(Records from a collection)
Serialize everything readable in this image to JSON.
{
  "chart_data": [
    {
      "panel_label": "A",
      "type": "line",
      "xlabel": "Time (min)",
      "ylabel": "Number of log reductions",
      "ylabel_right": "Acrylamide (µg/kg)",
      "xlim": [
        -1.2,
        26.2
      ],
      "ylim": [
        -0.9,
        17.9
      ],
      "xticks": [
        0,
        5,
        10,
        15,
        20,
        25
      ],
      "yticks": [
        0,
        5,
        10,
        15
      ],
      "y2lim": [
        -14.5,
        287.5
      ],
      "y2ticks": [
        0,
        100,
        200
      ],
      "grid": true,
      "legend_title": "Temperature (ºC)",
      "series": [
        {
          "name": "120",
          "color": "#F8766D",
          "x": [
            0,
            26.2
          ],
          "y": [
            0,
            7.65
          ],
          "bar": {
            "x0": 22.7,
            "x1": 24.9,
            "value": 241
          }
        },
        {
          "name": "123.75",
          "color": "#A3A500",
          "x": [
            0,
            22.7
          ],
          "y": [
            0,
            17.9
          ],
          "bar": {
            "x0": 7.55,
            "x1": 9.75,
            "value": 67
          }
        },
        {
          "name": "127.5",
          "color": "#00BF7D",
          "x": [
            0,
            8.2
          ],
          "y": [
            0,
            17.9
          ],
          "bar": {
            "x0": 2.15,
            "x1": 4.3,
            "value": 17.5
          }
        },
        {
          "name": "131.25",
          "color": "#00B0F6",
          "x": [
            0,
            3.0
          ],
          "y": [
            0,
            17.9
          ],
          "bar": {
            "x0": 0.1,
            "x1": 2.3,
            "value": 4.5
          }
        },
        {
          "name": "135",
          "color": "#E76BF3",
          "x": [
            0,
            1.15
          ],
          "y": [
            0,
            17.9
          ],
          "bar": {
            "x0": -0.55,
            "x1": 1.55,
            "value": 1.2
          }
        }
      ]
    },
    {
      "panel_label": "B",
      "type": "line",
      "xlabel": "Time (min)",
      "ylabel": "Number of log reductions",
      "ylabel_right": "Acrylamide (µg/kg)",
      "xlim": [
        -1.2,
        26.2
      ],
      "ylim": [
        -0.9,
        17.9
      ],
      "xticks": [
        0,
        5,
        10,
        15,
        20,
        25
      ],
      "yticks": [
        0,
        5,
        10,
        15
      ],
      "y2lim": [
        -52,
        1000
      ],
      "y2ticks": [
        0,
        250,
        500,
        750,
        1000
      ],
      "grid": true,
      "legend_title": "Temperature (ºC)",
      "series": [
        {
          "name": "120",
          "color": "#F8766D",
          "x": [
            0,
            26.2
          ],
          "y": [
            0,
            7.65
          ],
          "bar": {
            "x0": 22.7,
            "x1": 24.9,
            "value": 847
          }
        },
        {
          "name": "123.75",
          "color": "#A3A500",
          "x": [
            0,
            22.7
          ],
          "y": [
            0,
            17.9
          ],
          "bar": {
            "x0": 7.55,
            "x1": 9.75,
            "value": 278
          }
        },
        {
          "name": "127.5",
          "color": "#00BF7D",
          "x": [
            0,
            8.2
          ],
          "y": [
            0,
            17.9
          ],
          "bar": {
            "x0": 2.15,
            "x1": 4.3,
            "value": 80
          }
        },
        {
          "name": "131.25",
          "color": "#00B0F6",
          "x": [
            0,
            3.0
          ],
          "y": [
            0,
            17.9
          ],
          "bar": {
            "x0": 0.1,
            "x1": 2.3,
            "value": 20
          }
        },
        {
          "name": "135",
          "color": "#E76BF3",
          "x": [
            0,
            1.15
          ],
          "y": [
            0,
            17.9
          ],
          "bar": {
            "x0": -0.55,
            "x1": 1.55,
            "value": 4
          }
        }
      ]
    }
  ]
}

» Task to complete: Make a verbatim copy of every entry shown above.

» Expected answer:
Serialize everything readable in this image to JSON.
{
  "chart_data": [
    {
      "panel_label": "A",
      "type": "line",
      "xlabel": "Time (min)",
      "ylabel": "Number of log reductions",
      "ylabel_right": "Acrylamide (µg/kg)",
      "xlim": [
        -1.2,
        26.2
      ],
      "ylim": [
        -0.9,
        17.9
      ],
      "xticks": [
        0,
        5,
        10,
        15,
        20,
        25
      ],
      "yticks": [
        0,
        5,
        10,
        15
      ],
      "y2lim": [
        -14.5,
        287.5
      ],
      "y2ticks": [
        0,
        100,
        200
      ],
      "grid": true,
      "legend_title": "Temperature (ºC)",
      "series": [
        {
          "name": "120",
          "color": "#F8766D",
          "x": [
            0,
            26.2
          ],
          "y": [
            0,
            7.65
          ],
          "bar": {
            "x0": 22.7,
            "x1": 24.9,
            "value": 241
          }
        },
        {
          "name": "123.75",
          "color": "#A3A500",
          "x": [
            0,
            22.7
          ],
          "y": [
            0,
            17.9
          ],
          "bar": {
            "x0": 7.55,
            "x1": 9.75,
            "value": 67
          }
        },
        {
          "name": "127.5",
          "color": "#00BF7D",
          "x": [
            0,
            8.2
          ],
          "y": [
            0,
            17.9
          ],
          "bar": {
            "x0": 2.15,
            "x1": 4.3,
            "value": 17.5
          }
        },
        {
          "name": "131.25",
          "color": "#00B0F6",
          "x": [
            0,
            3.0
          ],
          "y": [
            0,
            17.9
          ],
          "bar": {
            "x0": 0.1,
            "x1": 2.3,
            "value": 4.5
          }
        },
        {
          "name": "135",
          "color": "#E76BF3",
          "x": [
            0,
            1.15
          ],
          "y": [
            0,
            17.9
          ],
          "bar": {
            "x0": -0.55,
            "x1": 1.55,
            "value": 1.2
          }
        }
      ]
    },
    {
      "panel_label": "B",
      "type": "line",
      "xlabel": "Time (min)",
      "ylabel": "Number of log reductions",
      "ylabel_right": "Acrylamide (µg/kg)",
      "xlim": [
        -1.2,
        26.2
      ],
      "ylim": [
        -0.9,
        17.9
      ],
      "xticks": [
        0,
        5,
        10,
        15,
        20,
        25
      ],
      "yticks": [
        0,
        5,
        10,
        15
      ],
      "y2lim": [
        -52,
        1000
      ],
      "y2ticks": [
        0,
        250,
        500,
        750,
        1000
      ],
      "grid": true,
      "legend_title": "Temperature (ºC)",
      "series": [
        {
          "name": "120",
          "color": "#F8766D",
          "x": [
            0,
            26.2
          ],
          "y": [
            0,
            7.65
          ],
          "bar": {
            "x0": 22.7,
            "x1": 24.9,
            "value": 847
          }
        },
        {
          "name": "123.75",
          "color": "#A3A500",
          "x": [
            0,
            22.7
          ],
          "y": [
            0,
            17.9
          ],
          "bar": {
            "x0": 7.55,
            "x1": 9.75,
            "value": 278
          }
        },
        {
          "name": "127.5",
          "color": "#00BF7D",
          "x": [
            0,
            8.2
          ],
          "y": [
            0,
            17.9
          ],
          "bar": {
            "x0": 2.15,
            "x1": 4.3,
            "value": 80
          }
        },
        {
          "name": "131.25",
          "color": "#00B0F6",
          "x": [
            0,
            3.0
          ],
          "y": [
            0,
            17.9
          ],
          "bar": {
            "x0": 0.1,
            "x1": 2.3,
            "value": 20
          }
        },
        {
          "name": "135",
          "color": "#E76BF3",
          "x": [
            0,
            1.15
          ],
          "y": [
            0,
            17.9
          ],
          "bar": {
            "x0": -0.55,
            "x1": 1.55,
            "value": 4
          }
        }
      ]
    }
  ]
}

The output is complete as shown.